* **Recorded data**
§

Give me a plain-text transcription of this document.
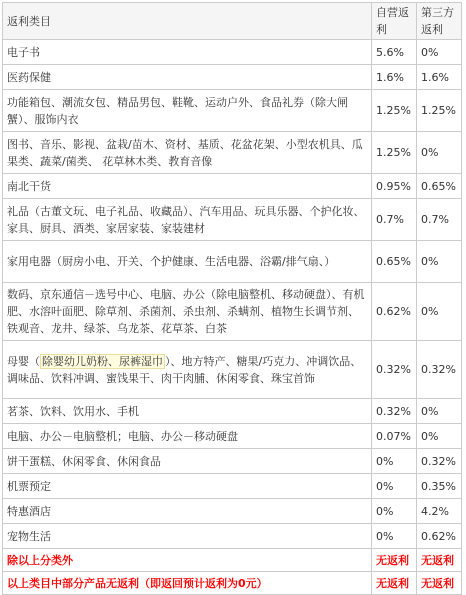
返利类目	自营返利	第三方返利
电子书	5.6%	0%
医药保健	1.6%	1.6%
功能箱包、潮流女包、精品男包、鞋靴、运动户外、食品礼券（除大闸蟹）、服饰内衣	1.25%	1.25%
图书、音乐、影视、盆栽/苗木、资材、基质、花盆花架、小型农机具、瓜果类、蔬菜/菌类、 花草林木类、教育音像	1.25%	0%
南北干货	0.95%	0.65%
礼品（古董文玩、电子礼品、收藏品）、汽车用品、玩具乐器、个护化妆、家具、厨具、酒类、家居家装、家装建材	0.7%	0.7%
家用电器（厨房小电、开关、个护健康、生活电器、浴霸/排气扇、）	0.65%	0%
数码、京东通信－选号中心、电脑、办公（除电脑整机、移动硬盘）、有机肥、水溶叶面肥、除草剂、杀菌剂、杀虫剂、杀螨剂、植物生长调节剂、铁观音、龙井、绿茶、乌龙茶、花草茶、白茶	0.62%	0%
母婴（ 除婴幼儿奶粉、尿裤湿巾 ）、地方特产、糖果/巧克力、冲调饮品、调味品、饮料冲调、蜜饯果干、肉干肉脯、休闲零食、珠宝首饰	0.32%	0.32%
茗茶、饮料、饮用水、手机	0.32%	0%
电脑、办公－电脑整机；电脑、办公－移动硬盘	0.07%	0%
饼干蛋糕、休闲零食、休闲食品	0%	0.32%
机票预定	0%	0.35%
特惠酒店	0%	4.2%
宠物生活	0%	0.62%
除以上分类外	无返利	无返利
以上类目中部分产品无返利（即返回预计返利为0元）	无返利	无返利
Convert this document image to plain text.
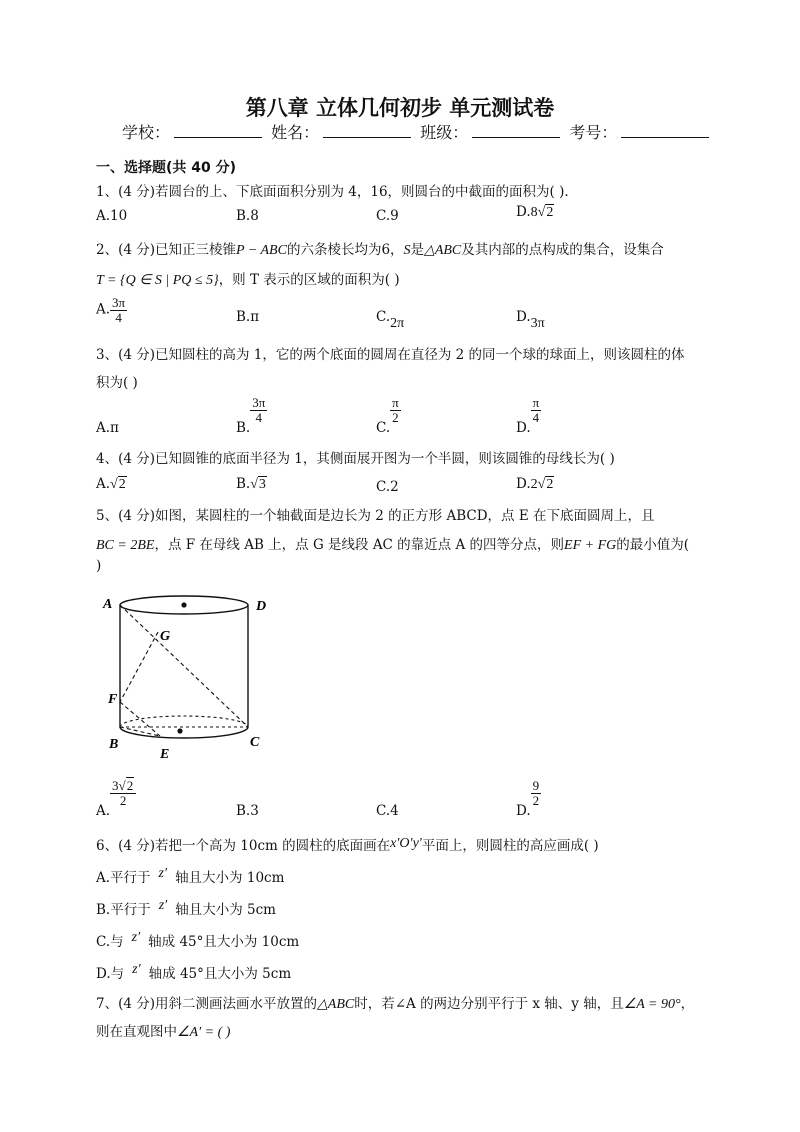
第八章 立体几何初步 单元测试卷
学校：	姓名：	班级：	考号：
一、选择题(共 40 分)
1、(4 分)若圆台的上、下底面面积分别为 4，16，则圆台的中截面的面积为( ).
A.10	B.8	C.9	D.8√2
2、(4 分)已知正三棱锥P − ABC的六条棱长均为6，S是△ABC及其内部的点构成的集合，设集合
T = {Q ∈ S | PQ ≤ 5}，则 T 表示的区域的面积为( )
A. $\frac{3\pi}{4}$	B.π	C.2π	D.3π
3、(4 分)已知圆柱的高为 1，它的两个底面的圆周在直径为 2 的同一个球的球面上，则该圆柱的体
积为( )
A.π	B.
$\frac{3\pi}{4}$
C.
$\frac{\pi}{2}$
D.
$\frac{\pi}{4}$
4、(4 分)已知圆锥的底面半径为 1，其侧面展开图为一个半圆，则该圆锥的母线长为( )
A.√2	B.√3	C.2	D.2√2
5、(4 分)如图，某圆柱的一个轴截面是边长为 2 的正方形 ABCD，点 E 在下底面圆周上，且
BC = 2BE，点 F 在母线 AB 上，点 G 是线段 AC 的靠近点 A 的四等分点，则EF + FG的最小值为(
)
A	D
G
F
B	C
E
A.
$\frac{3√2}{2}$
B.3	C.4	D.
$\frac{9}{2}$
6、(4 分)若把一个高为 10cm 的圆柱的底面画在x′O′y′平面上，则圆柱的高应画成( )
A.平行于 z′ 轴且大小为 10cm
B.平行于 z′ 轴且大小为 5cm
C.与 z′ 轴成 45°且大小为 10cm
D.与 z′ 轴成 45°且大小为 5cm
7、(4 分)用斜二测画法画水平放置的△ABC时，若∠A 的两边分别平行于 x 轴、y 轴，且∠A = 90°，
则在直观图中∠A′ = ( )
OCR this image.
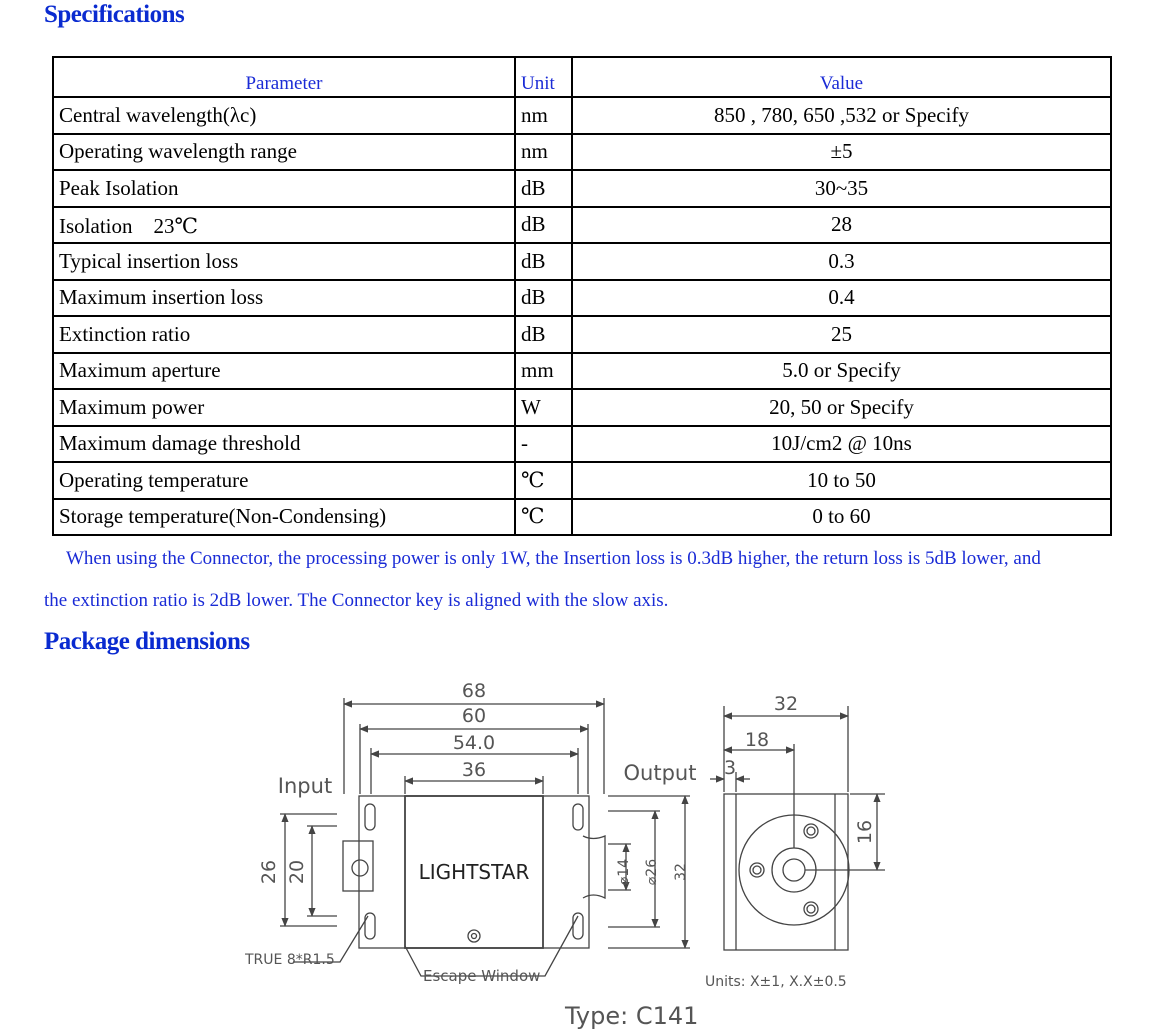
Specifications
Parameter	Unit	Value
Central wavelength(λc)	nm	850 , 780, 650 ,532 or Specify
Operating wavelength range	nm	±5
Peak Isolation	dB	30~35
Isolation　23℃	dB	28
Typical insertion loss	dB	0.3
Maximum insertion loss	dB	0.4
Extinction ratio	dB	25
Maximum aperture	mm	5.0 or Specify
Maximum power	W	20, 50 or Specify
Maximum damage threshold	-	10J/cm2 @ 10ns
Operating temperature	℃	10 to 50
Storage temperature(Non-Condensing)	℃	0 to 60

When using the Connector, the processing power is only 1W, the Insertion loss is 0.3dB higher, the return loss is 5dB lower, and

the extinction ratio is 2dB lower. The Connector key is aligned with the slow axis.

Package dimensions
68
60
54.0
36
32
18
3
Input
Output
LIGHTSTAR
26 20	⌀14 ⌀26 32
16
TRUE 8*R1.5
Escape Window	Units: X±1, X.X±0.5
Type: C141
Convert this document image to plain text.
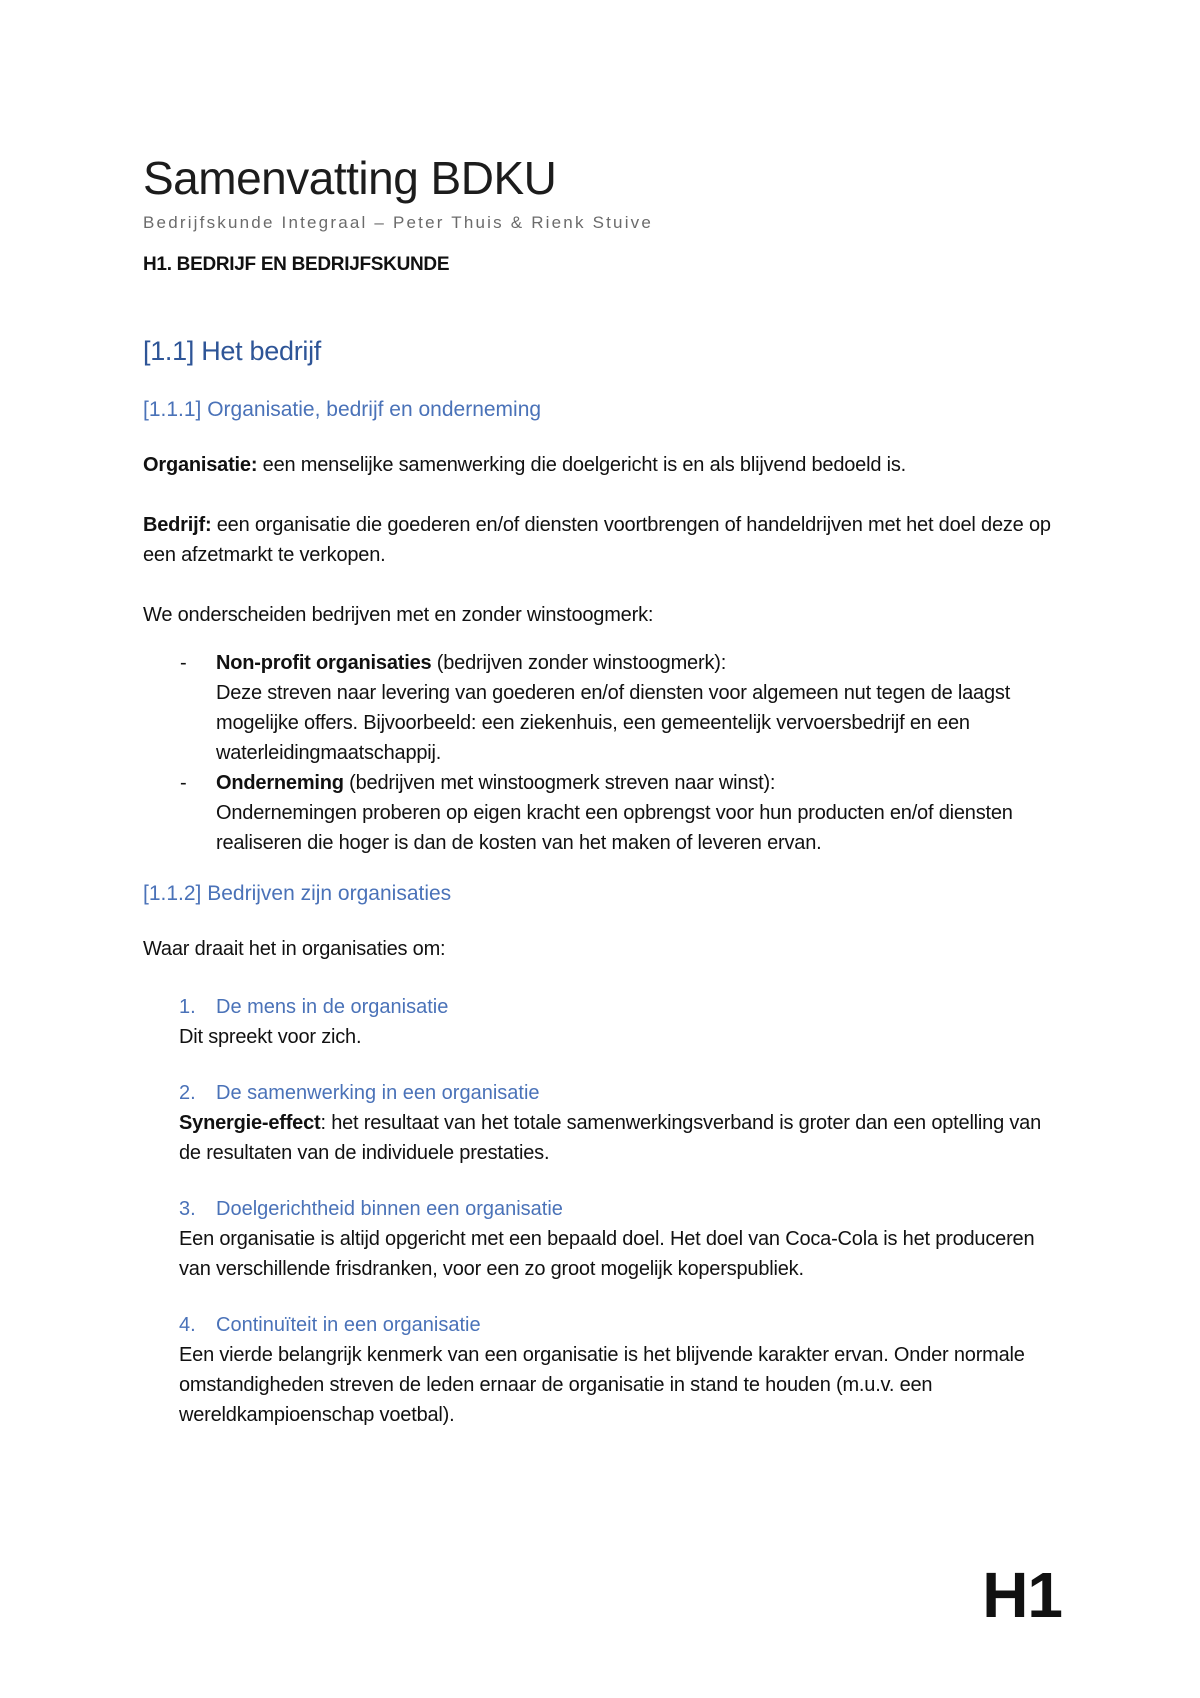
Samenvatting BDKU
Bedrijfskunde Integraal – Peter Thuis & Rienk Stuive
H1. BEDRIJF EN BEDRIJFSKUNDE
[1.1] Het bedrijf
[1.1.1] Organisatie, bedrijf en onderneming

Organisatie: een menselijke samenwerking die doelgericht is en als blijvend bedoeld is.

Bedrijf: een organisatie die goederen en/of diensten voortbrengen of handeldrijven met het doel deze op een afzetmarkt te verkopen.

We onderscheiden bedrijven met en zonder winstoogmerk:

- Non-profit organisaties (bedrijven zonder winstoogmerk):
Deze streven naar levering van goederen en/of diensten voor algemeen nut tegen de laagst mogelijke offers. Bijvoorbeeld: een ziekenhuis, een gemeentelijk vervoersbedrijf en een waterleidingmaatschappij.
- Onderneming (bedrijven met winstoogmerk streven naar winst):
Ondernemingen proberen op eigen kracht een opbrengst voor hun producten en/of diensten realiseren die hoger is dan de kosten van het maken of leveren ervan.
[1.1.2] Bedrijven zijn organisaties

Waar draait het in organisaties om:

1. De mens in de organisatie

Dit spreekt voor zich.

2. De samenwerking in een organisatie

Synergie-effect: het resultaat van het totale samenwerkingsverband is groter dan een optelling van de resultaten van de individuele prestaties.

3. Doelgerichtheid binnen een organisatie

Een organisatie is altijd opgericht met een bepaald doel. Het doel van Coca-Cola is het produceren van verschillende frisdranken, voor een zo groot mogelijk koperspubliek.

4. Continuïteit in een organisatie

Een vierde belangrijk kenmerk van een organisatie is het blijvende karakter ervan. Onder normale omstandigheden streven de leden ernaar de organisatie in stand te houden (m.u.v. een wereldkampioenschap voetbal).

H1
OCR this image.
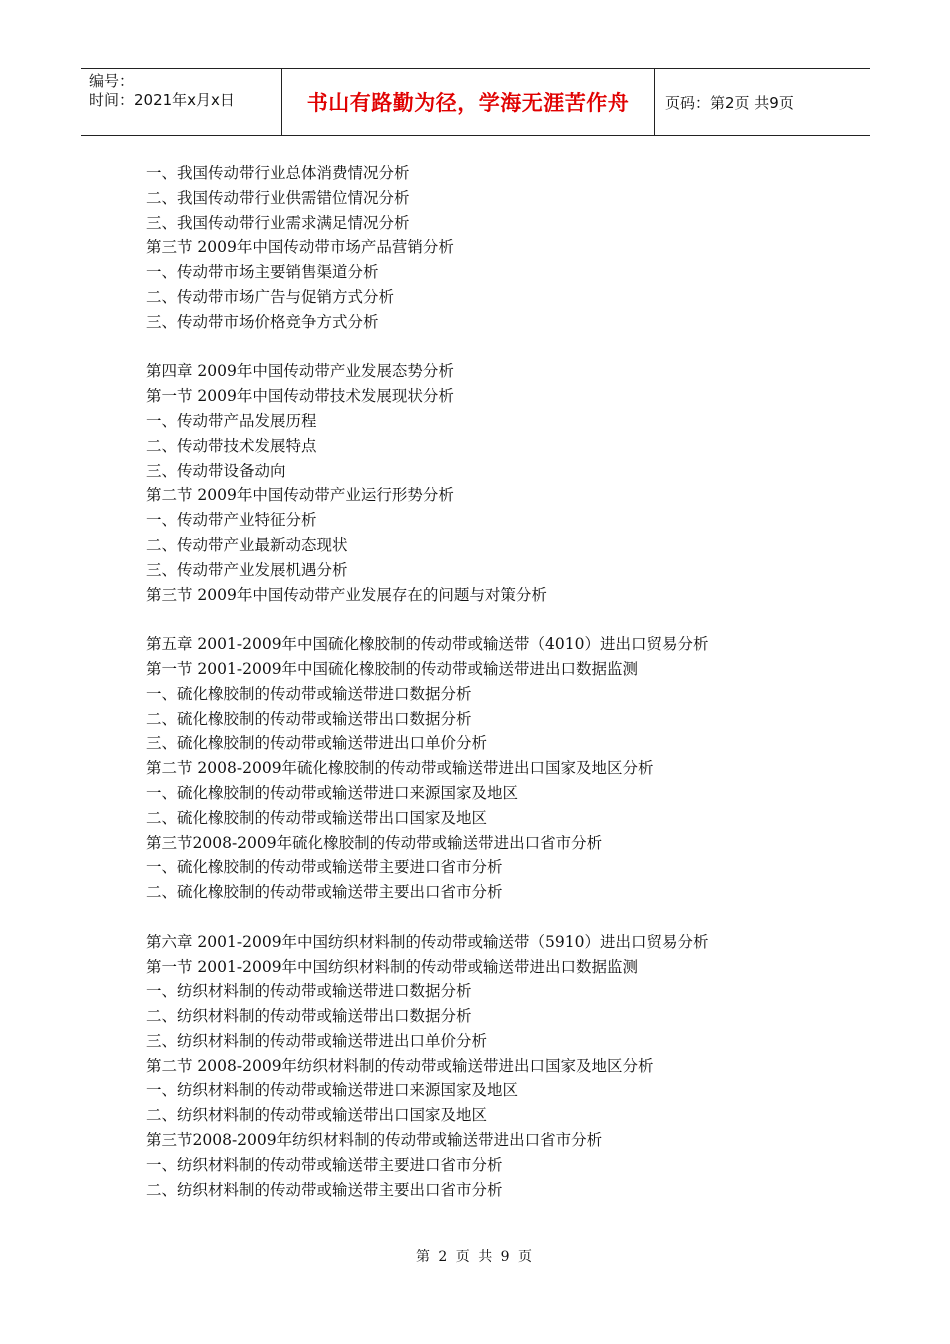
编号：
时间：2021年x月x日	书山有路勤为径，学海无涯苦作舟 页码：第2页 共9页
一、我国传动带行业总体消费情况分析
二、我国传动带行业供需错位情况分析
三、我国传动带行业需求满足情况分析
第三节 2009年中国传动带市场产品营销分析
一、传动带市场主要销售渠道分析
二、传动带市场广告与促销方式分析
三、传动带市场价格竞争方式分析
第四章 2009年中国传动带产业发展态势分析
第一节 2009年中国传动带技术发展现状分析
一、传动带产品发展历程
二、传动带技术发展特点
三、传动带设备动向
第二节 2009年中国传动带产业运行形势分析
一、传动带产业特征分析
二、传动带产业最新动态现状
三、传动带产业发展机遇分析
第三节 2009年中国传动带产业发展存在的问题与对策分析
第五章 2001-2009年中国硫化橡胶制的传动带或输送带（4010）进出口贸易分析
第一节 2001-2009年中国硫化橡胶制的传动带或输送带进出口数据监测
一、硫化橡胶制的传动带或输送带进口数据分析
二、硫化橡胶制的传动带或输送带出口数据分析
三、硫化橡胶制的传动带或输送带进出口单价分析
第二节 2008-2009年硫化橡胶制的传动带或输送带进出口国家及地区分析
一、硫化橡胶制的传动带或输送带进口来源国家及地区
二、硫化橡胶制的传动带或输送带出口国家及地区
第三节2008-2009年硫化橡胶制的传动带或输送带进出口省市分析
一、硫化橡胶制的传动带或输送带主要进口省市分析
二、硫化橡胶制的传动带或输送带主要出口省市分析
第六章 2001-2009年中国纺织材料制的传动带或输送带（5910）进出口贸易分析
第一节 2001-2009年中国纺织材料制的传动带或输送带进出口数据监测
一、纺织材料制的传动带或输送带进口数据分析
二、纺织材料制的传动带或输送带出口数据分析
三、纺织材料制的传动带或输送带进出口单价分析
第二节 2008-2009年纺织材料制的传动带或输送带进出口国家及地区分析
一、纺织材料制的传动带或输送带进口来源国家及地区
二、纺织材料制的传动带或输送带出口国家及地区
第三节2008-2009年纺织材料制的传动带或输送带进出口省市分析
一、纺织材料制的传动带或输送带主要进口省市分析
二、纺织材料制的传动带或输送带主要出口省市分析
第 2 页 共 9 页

§

* **Given task**
In the listing above, locate each line with "temperature" and copy it.

* **Response to this exercise**
Operating temperature	℃	10 to 50
Storage temperature(Non-Condensing)	℃	0 to 60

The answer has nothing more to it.